**Required task**
Report every line in the listing that contains the string "frac".

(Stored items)
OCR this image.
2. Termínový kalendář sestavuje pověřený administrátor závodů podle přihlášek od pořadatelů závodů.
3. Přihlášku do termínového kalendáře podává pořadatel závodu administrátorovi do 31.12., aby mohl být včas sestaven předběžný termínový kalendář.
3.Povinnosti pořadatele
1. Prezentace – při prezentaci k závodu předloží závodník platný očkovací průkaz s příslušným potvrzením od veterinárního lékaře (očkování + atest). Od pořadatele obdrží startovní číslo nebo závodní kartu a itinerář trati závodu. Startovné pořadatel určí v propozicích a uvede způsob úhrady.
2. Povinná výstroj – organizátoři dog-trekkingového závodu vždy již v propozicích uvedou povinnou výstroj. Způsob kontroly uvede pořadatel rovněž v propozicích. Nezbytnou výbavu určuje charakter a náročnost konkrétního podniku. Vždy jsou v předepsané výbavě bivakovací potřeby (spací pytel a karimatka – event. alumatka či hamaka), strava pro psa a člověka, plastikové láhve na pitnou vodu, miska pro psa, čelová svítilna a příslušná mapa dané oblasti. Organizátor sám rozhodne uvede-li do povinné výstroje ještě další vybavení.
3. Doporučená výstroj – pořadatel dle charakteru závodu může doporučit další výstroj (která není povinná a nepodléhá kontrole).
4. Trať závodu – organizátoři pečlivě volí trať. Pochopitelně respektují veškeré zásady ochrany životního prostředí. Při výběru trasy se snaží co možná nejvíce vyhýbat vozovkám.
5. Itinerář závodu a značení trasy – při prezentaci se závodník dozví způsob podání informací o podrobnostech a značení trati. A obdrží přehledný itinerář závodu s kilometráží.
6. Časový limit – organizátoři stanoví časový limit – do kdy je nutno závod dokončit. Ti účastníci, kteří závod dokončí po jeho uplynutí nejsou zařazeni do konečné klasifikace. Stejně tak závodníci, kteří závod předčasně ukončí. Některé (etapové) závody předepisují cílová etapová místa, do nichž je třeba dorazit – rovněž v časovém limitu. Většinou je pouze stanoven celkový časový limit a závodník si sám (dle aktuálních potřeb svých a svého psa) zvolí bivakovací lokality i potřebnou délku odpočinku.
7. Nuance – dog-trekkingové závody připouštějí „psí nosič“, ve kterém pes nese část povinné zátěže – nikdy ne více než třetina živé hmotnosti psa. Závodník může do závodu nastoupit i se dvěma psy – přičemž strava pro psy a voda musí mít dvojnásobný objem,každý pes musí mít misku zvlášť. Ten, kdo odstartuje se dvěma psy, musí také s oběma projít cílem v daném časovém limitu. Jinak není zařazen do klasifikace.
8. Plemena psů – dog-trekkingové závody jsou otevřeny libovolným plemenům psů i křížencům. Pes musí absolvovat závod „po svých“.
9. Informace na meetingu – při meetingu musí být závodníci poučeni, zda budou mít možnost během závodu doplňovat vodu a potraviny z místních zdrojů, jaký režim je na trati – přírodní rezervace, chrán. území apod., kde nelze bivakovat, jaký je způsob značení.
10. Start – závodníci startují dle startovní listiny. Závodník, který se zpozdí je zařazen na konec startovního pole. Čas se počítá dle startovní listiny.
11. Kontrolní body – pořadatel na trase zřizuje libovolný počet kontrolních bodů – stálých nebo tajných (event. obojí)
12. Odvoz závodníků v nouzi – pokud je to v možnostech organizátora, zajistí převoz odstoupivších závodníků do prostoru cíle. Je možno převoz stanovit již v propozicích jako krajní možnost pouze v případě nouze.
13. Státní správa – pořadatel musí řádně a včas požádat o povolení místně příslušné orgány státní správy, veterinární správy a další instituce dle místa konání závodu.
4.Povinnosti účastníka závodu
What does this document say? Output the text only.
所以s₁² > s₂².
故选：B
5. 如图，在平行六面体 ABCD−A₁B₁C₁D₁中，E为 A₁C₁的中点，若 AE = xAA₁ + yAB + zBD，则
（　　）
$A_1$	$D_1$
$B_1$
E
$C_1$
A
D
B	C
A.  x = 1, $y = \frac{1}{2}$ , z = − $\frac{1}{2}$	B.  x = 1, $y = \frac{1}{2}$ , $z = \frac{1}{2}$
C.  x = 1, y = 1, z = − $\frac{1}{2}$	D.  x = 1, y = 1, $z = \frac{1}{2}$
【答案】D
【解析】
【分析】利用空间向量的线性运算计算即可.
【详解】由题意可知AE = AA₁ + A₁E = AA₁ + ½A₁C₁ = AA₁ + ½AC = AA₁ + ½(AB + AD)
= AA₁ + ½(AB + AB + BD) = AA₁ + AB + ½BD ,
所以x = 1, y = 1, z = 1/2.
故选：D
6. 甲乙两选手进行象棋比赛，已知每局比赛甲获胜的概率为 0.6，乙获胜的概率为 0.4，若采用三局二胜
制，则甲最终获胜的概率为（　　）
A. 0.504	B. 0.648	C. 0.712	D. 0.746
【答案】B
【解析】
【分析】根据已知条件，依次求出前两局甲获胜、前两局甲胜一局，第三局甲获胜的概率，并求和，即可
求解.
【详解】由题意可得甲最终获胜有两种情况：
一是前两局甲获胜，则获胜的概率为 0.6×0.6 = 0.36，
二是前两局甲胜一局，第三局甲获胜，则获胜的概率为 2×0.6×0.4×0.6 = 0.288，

**Task answer**
A.  x = 1, $y = \frac{1}{2}$ , z = − $\frac{1}{2}$	B.  x = 1, $y = \frac{1}{2}$ , $z = \frac{1}{2}$
C.  x = 1, y = 1, z = − $\frac{1}{2}$	D.  x = 1, y = 1, $z = \frac{1}{2}$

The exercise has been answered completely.